## Work to be completed
Scan each line of the records for the word "structured" and extract the ones that have it.

## Extracted material
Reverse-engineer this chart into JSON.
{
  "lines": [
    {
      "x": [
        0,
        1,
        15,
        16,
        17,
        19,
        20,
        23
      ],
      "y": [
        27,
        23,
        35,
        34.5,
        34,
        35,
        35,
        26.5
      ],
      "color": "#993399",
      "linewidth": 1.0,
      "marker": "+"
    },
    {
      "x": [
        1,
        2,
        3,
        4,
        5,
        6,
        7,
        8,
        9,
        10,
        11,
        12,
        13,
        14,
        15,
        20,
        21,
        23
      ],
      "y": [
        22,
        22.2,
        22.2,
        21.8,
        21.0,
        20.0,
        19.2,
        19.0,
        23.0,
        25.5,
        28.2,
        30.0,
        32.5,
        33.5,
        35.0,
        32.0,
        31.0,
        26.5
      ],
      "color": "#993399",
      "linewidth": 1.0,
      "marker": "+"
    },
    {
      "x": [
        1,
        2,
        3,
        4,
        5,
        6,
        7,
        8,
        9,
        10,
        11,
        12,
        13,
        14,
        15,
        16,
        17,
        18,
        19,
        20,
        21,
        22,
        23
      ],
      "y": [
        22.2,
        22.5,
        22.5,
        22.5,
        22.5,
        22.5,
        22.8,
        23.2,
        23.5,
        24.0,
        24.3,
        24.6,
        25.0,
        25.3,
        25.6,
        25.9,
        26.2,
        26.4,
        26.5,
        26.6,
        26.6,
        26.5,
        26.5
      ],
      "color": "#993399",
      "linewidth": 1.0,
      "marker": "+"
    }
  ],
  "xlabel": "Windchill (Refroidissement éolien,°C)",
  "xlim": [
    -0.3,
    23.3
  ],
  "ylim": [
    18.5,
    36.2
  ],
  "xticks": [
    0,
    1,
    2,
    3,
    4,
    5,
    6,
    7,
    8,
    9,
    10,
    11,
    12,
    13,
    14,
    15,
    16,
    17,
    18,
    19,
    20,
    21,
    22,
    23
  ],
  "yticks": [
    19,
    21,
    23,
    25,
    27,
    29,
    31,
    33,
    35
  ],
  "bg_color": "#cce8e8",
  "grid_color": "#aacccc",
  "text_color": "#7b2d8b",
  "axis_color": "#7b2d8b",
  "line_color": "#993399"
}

==

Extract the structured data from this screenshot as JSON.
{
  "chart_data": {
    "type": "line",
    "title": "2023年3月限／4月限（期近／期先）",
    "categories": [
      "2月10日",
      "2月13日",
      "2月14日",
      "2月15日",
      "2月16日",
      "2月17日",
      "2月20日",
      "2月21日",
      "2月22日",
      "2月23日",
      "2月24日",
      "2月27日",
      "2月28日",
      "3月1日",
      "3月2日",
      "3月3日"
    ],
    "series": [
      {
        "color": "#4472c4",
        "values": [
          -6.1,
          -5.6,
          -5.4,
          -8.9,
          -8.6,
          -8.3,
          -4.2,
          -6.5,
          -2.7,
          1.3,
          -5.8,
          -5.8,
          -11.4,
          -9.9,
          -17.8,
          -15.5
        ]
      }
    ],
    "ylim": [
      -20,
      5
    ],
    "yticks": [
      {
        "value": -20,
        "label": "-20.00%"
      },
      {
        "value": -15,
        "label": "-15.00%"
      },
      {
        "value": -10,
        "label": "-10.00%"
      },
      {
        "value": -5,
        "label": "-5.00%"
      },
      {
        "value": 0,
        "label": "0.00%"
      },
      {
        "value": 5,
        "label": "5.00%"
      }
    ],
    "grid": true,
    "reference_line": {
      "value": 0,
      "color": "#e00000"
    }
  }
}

==

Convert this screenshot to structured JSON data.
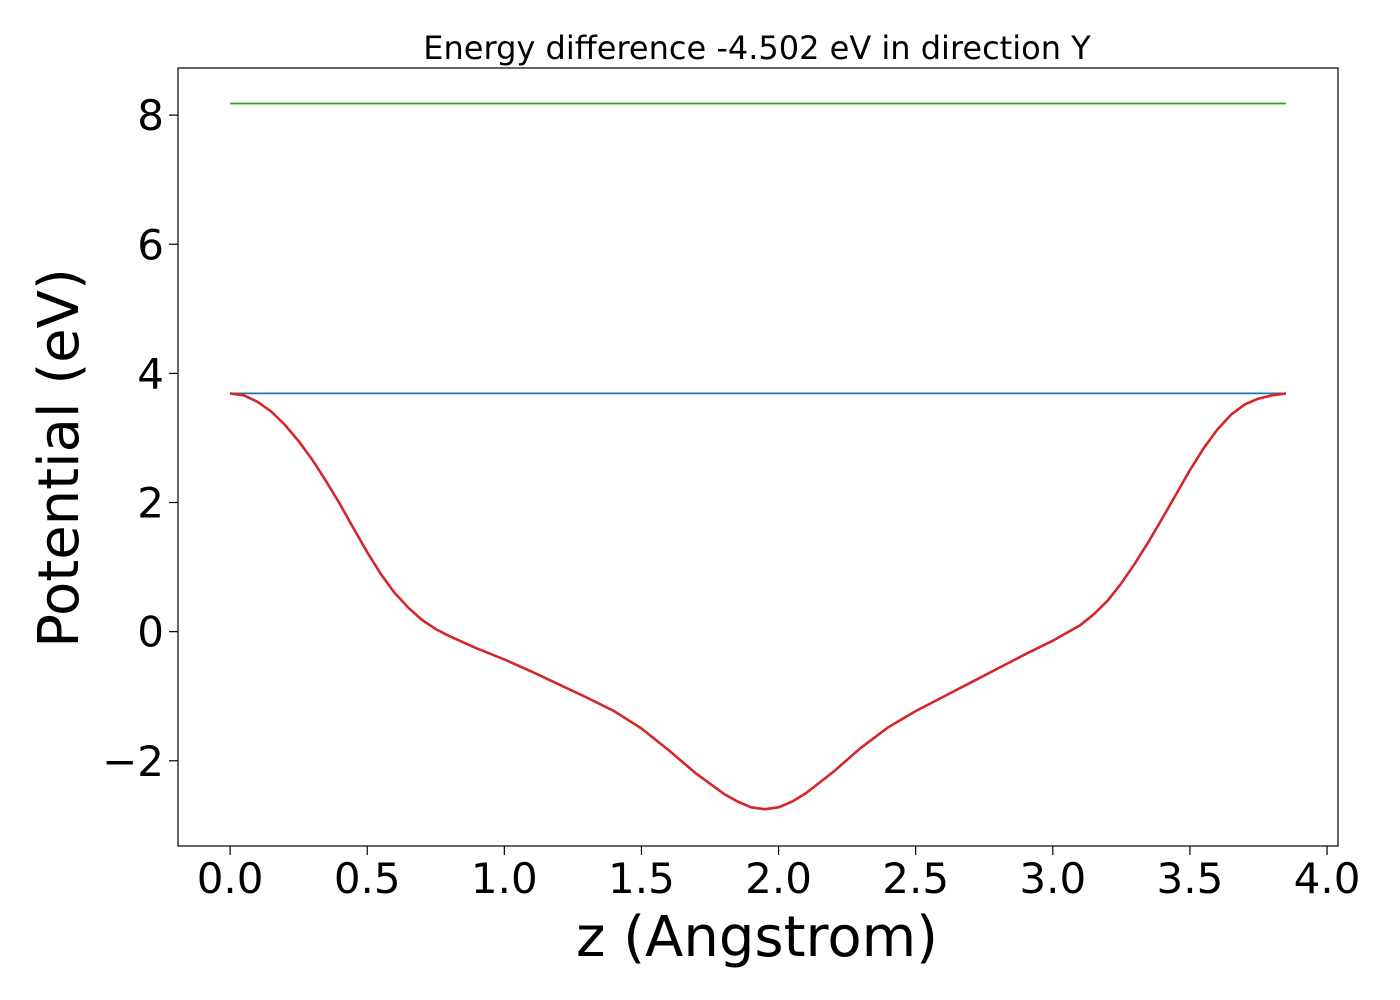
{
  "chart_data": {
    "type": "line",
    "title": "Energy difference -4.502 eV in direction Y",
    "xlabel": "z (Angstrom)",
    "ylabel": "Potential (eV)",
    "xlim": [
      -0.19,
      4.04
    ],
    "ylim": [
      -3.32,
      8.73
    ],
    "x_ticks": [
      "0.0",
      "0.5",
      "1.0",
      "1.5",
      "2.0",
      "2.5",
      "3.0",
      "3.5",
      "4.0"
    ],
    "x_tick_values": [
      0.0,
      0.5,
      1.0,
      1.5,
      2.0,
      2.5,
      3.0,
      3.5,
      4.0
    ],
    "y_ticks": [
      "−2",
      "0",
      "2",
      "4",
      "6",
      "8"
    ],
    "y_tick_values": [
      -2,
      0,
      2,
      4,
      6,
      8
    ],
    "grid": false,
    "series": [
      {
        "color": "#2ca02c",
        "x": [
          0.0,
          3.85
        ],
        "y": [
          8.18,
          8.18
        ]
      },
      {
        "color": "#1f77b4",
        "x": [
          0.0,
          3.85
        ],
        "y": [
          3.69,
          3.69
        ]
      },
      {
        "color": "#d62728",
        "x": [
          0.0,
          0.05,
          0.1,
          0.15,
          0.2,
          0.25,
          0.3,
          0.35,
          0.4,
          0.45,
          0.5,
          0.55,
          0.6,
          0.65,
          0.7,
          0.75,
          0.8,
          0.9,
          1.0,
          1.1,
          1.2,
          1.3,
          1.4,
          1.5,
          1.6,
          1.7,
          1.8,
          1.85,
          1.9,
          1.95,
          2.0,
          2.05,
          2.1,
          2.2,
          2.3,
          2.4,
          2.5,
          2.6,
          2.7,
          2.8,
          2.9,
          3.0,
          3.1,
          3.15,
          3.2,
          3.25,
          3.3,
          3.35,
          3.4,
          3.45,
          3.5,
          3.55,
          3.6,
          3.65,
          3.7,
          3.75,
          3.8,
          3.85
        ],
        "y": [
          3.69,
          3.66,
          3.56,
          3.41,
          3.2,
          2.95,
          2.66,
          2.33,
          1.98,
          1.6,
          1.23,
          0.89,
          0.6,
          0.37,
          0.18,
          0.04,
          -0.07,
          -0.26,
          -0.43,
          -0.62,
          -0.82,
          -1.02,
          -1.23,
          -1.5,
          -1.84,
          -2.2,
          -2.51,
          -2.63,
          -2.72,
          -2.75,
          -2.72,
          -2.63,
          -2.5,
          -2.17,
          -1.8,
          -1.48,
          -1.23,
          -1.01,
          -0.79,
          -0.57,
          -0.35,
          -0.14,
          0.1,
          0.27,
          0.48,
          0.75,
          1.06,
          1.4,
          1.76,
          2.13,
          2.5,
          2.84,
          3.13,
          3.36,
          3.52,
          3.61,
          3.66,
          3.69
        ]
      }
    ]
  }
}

## Exercise result
Extract the structured data from this screenshot as JSON.
Convert this screenshot to structured JSON data.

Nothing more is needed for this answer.